■ Goal of the exercise ■
In the data below, locate each line with the word "humanæ" and list it.

Data excerpts
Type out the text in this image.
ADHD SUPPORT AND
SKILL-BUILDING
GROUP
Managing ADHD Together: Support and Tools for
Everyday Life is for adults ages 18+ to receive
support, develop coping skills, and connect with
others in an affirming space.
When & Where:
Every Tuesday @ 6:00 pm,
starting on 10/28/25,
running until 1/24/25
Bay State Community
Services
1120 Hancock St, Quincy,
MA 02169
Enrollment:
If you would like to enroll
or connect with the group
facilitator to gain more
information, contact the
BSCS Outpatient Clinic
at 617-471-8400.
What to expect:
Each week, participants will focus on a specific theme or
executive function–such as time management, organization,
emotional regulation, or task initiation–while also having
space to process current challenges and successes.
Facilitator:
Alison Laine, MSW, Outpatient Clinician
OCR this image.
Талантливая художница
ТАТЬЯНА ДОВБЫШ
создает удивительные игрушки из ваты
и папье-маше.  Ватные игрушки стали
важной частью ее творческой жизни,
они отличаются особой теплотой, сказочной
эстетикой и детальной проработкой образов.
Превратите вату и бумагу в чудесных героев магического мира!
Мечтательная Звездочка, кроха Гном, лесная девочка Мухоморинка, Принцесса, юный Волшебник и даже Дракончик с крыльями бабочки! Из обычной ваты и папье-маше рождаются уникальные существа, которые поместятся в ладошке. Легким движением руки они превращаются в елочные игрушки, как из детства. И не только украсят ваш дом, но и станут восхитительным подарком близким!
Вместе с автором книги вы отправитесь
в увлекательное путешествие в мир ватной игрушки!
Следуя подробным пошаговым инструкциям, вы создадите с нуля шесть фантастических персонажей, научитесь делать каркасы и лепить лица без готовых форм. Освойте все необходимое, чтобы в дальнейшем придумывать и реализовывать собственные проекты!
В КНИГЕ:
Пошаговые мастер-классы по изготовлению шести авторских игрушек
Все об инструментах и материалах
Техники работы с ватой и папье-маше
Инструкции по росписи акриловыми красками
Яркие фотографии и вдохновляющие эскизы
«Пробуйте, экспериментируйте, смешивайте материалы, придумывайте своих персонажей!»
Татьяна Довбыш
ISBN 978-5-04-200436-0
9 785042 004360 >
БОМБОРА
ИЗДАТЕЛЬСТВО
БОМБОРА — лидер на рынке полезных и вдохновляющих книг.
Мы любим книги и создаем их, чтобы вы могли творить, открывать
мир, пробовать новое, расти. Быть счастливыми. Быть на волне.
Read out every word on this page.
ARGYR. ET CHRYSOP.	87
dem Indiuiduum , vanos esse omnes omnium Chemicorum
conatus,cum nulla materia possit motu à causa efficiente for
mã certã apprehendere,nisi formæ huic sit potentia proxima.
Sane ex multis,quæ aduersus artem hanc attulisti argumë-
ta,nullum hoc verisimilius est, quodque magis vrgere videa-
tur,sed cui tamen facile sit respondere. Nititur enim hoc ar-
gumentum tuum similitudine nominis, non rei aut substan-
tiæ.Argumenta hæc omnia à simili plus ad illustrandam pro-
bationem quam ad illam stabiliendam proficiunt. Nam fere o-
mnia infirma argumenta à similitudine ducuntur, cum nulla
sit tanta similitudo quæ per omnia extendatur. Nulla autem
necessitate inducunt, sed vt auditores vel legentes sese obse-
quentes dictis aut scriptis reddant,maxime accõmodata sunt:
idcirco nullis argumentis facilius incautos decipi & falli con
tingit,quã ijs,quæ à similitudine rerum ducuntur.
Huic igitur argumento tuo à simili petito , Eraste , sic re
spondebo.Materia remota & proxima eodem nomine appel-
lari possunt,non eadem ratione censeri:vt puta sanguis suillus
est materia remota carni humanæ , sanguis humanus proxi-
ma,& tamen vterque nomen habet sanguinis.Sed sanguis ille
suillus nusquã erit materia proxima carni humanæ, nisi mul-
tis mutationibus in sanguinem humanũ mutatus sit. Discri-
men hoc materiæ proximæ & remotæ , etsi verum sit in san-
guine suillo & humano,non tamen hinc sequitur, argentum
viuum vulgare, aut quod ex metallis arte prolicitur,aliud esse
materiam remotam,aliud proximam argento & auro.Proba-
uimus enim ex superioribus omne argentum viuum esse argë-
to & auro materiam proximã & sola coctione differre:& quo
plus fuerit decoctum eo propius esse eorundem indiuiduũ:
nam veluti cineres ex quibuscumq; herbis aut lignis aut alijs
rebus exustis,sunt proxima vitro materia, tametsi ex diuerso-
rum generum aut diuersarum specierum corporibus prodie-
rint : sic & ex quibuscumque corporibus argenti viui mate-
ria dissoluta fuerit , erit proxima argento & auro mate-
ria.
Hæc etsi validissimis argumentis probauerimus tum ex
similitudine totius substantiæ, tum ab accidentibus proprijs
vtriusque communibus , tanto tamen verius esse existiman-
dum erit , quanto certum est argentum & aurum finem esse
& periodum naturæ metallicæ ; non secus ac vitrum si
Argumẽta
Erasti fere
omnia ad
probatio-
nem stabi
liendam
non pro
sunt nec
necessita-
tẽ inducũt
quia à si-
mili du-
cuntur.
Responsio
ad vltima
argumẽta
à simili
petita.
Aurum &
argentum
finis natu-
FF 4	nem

■ Exercise output ■
est materia remota carni humanæ , sanguis humanus proxi-
suillus nusquã erit materia proxima carni humanæ, nisi mul-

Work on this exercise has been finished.